┌─ EXERCISE MATERIAL
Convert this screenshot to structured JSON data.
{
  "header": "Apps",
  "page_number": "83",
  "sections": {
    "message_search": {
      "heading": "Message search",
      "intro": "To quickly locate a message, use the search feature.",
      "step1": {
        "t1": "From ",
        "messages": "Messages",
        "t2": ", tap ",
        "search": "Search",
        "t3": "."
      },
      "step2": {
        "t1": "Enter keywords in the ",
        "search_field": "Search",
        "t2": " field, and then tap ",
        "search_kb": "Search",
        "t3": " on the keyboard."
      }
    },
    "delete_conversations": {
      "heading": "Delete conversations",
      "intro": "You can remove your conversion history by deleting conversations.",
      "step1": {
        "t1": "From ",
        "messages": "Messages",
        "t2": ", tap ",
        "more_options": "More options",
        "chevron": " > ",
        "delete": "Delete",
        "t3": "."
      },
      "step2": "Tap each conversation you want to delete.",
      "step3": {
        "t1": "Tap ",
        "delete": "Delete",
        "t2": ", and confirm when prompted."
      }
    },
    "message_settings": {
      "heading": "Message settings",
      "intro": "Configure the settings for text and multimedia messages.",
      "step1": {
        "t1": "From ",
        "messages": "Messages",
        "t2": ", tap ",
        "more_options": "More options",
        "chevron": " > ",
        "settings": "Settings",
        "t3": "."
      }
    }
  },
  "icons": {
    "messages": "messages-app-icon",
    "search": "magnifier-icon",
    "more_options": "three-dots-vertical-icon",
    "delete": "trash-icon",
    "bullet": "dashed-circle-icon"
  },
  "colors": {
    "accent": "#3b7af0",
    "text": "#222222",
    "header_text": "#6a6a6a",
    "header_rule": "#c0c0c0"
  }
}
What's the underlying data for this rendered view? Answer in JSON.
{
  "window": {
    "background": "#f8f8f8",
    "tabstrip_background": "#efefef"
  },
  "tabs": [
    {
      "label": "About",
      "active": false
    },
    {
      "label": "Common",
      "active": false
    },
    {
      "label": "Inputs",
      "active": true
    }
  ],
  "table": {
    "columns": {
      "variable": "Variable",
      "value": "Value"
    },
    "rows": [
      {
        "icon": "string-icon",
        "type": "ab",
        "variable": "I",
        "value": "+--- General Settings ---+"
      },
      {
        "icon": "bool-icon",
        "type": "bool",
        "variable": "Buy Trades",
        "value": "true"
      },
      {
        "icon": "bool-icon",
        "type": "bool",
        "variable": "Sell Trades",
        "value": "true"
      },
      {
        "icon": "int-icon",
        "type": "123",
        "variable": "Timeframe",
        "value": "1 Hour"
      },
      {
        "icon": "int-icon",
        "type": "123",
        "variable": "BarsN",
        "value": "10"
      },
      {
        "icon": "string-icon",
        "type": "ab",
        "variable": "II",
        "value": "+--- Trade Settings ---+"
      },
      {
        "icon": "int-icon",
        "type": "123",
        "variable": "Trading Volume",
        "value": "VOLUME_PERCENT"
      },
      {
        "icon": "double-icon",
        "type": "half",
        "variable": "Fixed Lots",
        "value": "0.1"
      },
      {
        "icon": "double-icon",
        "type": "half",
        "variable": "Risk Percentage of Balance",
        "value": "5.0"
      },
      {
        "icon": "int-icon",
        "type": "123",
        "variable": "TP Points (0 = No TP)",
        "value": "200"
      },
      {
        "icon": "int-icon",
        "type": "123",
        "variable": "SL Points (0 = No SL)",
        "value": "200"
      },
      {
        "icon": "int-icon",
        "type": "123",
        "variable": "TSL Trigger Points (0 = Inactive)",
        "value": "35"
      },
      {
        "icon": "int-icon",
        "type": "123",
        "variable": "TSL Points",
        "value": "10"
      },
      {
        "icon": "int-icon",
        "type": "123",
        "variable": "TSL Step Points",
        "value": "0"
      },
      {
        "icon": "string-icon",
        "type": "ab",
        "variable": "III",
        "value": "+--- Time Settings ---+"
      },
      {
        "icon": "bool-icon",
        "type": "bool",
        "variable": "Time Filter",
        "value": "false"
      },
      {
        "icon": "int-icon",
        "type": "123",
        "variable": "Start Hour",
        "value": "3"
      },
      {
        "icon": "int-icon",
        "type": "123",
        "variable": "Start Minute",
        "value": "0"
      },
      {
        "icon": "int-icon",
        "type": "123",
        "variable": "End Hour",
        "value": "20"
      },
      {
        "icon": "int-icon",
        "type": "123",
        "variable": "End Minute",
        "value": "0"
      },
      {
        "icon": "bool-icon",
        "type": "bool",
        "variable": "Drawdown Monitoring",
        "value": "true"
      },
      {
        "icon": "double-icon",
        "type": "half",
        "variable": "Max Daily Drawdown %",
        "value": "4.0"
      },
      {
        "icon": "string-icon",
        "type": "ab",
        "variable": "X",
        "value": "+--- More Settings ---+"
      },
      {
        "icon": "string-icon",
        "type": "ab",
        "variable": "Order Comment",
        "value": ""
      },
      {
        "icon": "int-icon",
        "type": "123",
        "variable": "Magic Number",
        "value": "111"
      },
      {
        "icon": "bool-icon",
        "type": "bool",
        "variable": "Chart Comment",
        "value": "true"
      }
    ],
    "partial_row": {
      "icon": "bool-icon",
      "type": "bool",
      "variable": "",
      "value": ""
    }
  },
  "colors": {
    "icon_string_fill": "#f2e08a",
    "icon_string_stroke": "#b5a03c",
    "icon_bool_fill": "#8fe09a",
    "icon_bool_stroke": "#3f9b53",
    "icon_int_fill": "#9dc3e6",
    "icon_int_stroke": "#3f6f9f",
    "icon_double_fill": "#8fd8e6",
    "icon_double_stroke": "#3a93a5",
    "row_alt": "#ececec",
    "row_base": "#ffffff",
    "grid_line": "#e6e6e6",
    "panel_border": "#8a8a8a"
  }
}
└─
* **WORK TO BE COMPLETED**
Copy out the material word for word and line for line.

* **SOLUTION FOR THIS PROBLEM**
Convert this screenshot to structured JSON data.
{
  "header": "Apps",
  "page_number": "83",
  "sections": {
    "message_search": {
      "heading": "Message search",
      "intro": "To quickly locate a message, use the search feature.",
      "step1": {
        "t1": "From ",
        "messages": "Messages",
        "t2": ", tap ",
        "search": "Search",
        "t3": "."
      },
      "step2": {
        "t1": "Enter keywords in the ",
        "search_field": "Search",
        "t2": " field, and then tap ",
        "search_kb": "Search",
        "t3": " on the keyboard."
      }
    },
    "delete_conversations": {
      "heading": "Delete conversations",
      "intro": "You can remove your conversion history by deleting conversations.",
      "step1": {
        "t1": "From ",
        "messages": "Messages",
        "t2": ", tap ",
        "more_options": "More options",
        "chevron": " > ",
        "delete": "Delete",
        "t3": "."
      },
      "step2": "Tap each conversation you want to delete.",
      "step3": {
        "t1": "Tap ",
        "delete": "Delete",
        "t2": ", and confirm when prompted."
      }
    },
    "message_settings": {
      "heading": "Message settings",
      "intro": "Configure the settings for text and multimedia messages.",
      "step1": {
        "t1": "From ",
        "messages": "Messages",
        "t2": ", tap ",
        "more_options": "More options",
        "chevron": " > ",
        "settings": "Settings",
        "t3": "."
      }
    }
  },
  "icons": {
    "messages": "messages-app-icon",
    "search": "magnifier-icon",
    "more_options": "three-dots-vertical-icon",
    "delete": "trash-icon",
    "bullet": "dashed-circle-icon"
  },
  "colors": {
    "accent": "#3b7af0",
    "text": "#222222",
    "header_text": "#6a6a6a",
    "header_rule": "#c0c0c0"
  }
}
What's the underlying data for this rendered view? Answer in JSON.
{
  "window": {
    "background": "#f8f8f8",
    "tabstrip_background": "#efefef"
  },
  "tabs": [
    {
      "label": "About",
      "active": false
    },
    {
      "label": "Common",
      "active": false
    },
    {
      "label": "Inputs",
      "active": true
    }
  ],
  "table": {
    "columns": {
      "variable": "Variable",
      "value": "Value"
    },
    "rows": [
      {
        "icon": "string-icon",
        "type": "ab",
        "variable": "I",
        "value": "+--- General Settings ---+"
      },
      {
        "icon": "bool-icon",
        "type": "bool",
        "variable": "Buy Trades",
        "value": "true"
      },
      {
        "icon": "bool-icon",
        "type": "bool",
        "variable": "Sell Trades",
        "value": "true"
      },
      {
        "icon": "int-icon",
        "type": "123",
        "variable": "Timeframe",
        "value": "1 Hour"
      },
      {
        "icon": "int-icon",
        "type": "123",
        "variable": "BarsN",
        "value": "10"
      },
      {
        "icon": "string-icon",
        "type": "ab",
        "variable": "II",
        "value": "+--- Trade Settings ---+"
      },
      {
        "icon": "int-icon",
        "type": "123",
        "variable": "Trading Volume",
        "value": "VOLUME_PERCENT"
      },
      {
        "icon": "double-icon",
        "type": "half",
        "variable": "Fixed Lots",
        "value": "0.1"
      },
      {
        "icon": "double-icon",
        "type": "half",
        "variable": "Risk Percentage of Balance",
        "value": "5.0"
      },
      {
        "icon": "int-icon",
        "type": "123",
        "variable": "TP Points (0 = No TP)",
        "value": "200"
      },
      {
        "icon": "int-icon",
        "type": "123",
        "variable": "SL Points (0 = No SL)",
        "value": "200"
      },
      {
        "icon": "int-icon",
        "type": "123",
        "variable": "TSL Trigger Points (0 = Inactive)",
        "value": "35"
      },
      {
        "icon": "int-icon",
        "type": "123",
        "variable": "TSL Points",
        "value": "10"
      },
      {
        "icon": "int-icon",
        "type": "123",
        "variable": "TSL Step Points",
        "value": "0"
      },
      {
        "icon": "string-icon",
        "type": "ab",
        "variable": "III",
        "value": "+--- Time Settings ---+"
      },
      {
        "icon": "bool-icon",
        "type": "bool",
        "variable": "Time Filter",
        "value": "false"
      },
      {
        "icon": "int-icon",
        "type": "123",
        "variable": "Start Hour",
        "value": "3"
      },
      {
        "icon": "int-icon",
        "type": "123",
        "variable": "Start Minute",
        "value": "0"
      },
      {
        "icon": "int-icon",
        "type": "123",
        "variable": "End Hour",
        "value": "20"
      },
      {
        "icon": "int-icon",
        "type": "123",
        "variable": "End Minute",
        "value": "0"
      },
      {
        "icon": "bool-icon",
        "type": "bool",
        "variable": "Drawdown Monitoring",
        "value": "true"
      },
      {
        "icon": "double-icon",
        "type": "half",
        "variable": "Max Daily Drawdown %",
        "value": "4.0"
      },
      {
        "icon": "string-icon",
        "type": "ab",
        "variable": "X",
        "value": "+--- More Settings ---+"
      },
      {
        "icon": "string-icon",
        "type": "ab",
        "variable": "Order Comment",
        "value": ""
      },
      {
        "icon": "int-icon",
        "type": "123",
        "variable": "Magic Number",
        "value": "111"
      },
      {
        "icon": "bool-icon",
        "type": "bool",
        "variable": "Chart Comment",
        "value": "true"
      }
    ],
    "partial_row": {
      "icon": "bool-icon",
      "type": "bool",
      "variable": "",
      "value": ""
    }
  },
  "colors": {
    "icon_string_fill": "#f2e08a",
    "icon_string_stroke": "#b5a03c",
    "icon_bool_fill": "#8fe09a",
    "icon_bool_stroke": "#3f9b53",
    "icon_int_fill": "#9dc3e6",
    "icon_int_stroke": "#3f6f9f",
    "icon_double_fill": "#8fd8e6",
    "icon_double_stroke": "#3a93a5",
    "row_alt": "#ececec",
    "row_base": "#ffffff",
    "grid_line": "#e6e6e6",
    "panel_border": "#8a8a8a"
  }
}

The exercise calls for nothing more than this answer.